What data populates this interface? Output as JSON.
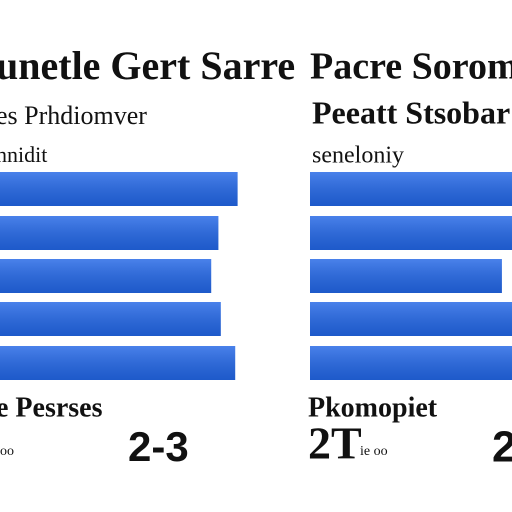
{
  "chart_data": [
    {
      "type": "bar",
      "orientation": "horizontal",
      "title": "unetle Gert Sarre",
      "subtitle": "es Prhdiomver",
      "axis_label": "nnidit",
      "values": [
        99,
        91,
        88,
        92,
        98
      ],
      "color": "#2266e6",
      "annotations": [
        "e Pesrses",
        "2-3",
        "oo"
      ]
    },
    {
      "type": "bar",
      "orientation": "horizontal",
      "title": "Pacre Soromr",
      "subtitle": "Peeatt Stsobar",
      "axis_label": "seneloniy",
      "values": [
        100,
        100,
        95,
        100,
        100
      ],
      "color": "#2266e6",
      "annotations": [
        "Pkomopiet",
        "2T",
        "ie oo",
        "2"
      ]
    }
  ]
}
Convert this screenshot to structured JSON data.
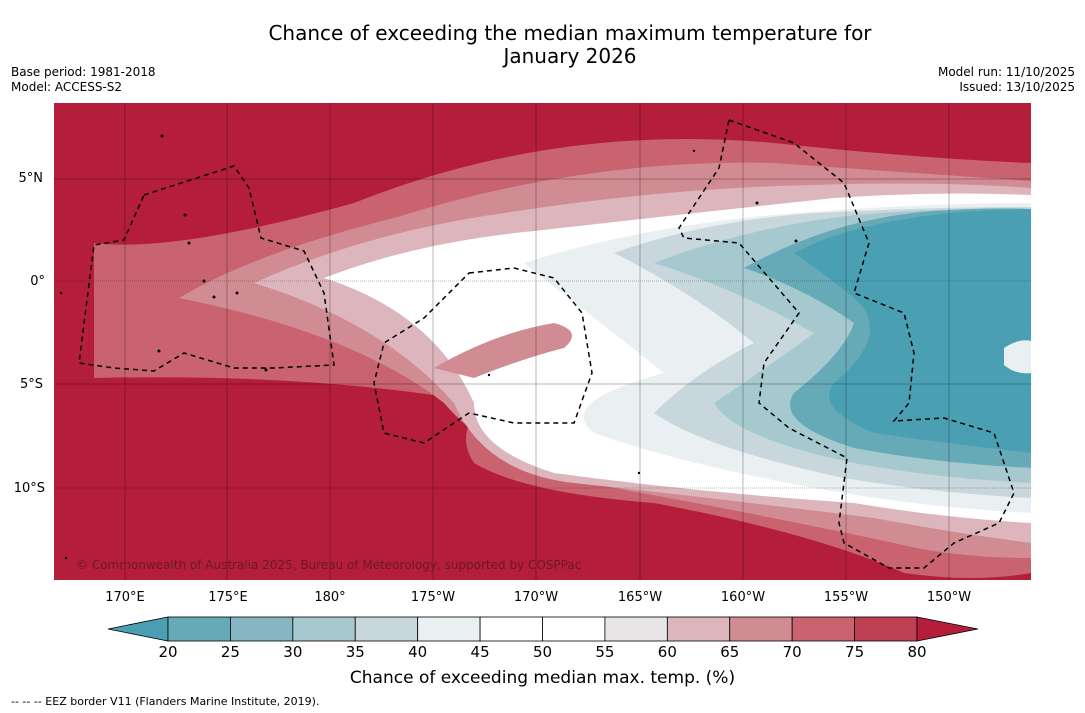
{
  "title_line1": "Chance of exceeding the median maximum temperature for",
  "title_line2": "January 2026",
  "base_period": "Base period: 1981-2018",
  "model": "Model: ACCESS-S2",
  "model_run": "Model run: 11/10/2025",
  "issued": "Issued: 13/10/2025",
  "copyright": "© Commonwealth of Australia 2025, Bureau of Meteorology, supported by COSPPac",
  "lat_labels": [
    "5°N",
    "0°",
    "5°S",
    "10°S"
  ],
  "lon_labels": [
    "170°E",
    "175°E",
    "180°",
    "175°W",
    "170°W",
    "165°W",
    "160°W",
    "155°W",
    "150°W"
  ],
  "colorbar_ticks": [
    "20",
    "25",
    "30",
    "35",
    "40",
    "45",
    "50",
    "55",
    "60",
    "65",
    "70",
    "75",
    "80"
  ],
  "colorbar_label": "Chance of exceeding median max. temp. (%)",
  "colorbar_colors": [
    "#66aab8",
    "#85b6c2",
    "#a6c9cf",
    "#c8d7dc",
    "#eaeff1",
    "#ffffff",
    "#ffffff",
    "#e9e6e8",
    "#ddb6bd",
    "#d18b93",
    "#c8636f",
    "#bd3f51"
  ],
  "colorbar_low_color": "#4aa0b2",
  "colorbar_high_color": "#b41e3a",
  "eez_note": "--  --  -- EEZ border V11 (Flanders Marine Institute, 2019)."
}
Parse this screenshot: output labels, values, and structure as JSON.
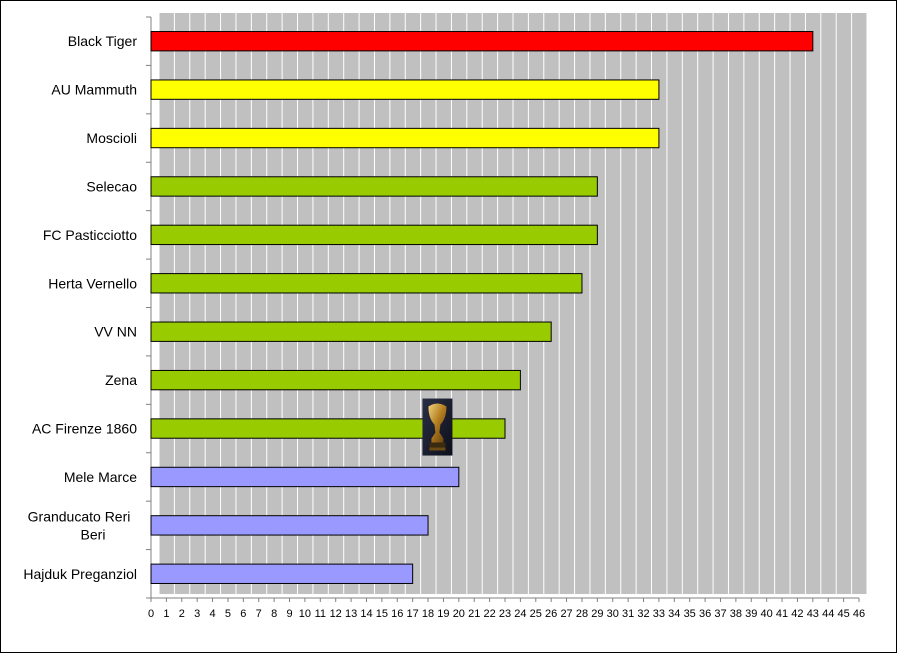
{
  "chart_data": {
    "type": "bar",
    "orientation": "horizontal",
    "title": "",
    "xlabel": "",
    "ylabel": "",
    "xlim": [
      0,
      46
    ],
    "x_ticks": [
      0,
      1,
      2,
      3,
      4,
      5,
      6,
      7,
      8,
      9,
      10,
      11,
      12,
      13,
      14,
      15,
      16,
      17,
      18,
      19,
      20,
      21,
      22,
      23,
      24,
      25,
      26,
      27,
      28,
      29,
      30,
      31,
      32,
      33,
      34,
      35,
      36,
      37,
      38,
      39,
      40,
      41,
      42,
      43,
      44,
      45,
      46
    ],
    "grid": "vertical",
    "plot_background": "#c0c0c0",
    "categories": [
      "Black Tiger",
      "AU Mammuth",
      "Moscioli",
      "Selecao",
      "FC Pasticciotto",
      "Herta Vernello",
      "VV NN",
      "Zena",
      "AC Firenze 1860",
      "Mele Marce",
      "Granducato Reri Beri",
      "Hajduk Preganziol"
    ],
    "values": [
      43,
      33,
      33,
      29,
      29,
      28,
      26,
      24,
      23,
      20,
      18,
      17
    ],
    "colors": [
      "#ff0000",
      "#ffff00",
      "#ffff00",
      "#99cc00",
      "#99cc00",
      "#99cc00",
      "#99cc00",
      "#99cc00",
      "#99cc00",
      "#9999ff",
      "#9999ff",
      "#9999ff"
    ],
    "annotation": {
      "icon": "trophy-icon",
      "category": "AC Firenze 1860",
      "x": 19
    }
  }
}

» REQUIREMENT:
Set out every line from the material that contains the string "subtitle".

» TASK ANSWER:
      "subtitle": "es Prhdiomver",
      "subtitle": "Peeatt Stsobar",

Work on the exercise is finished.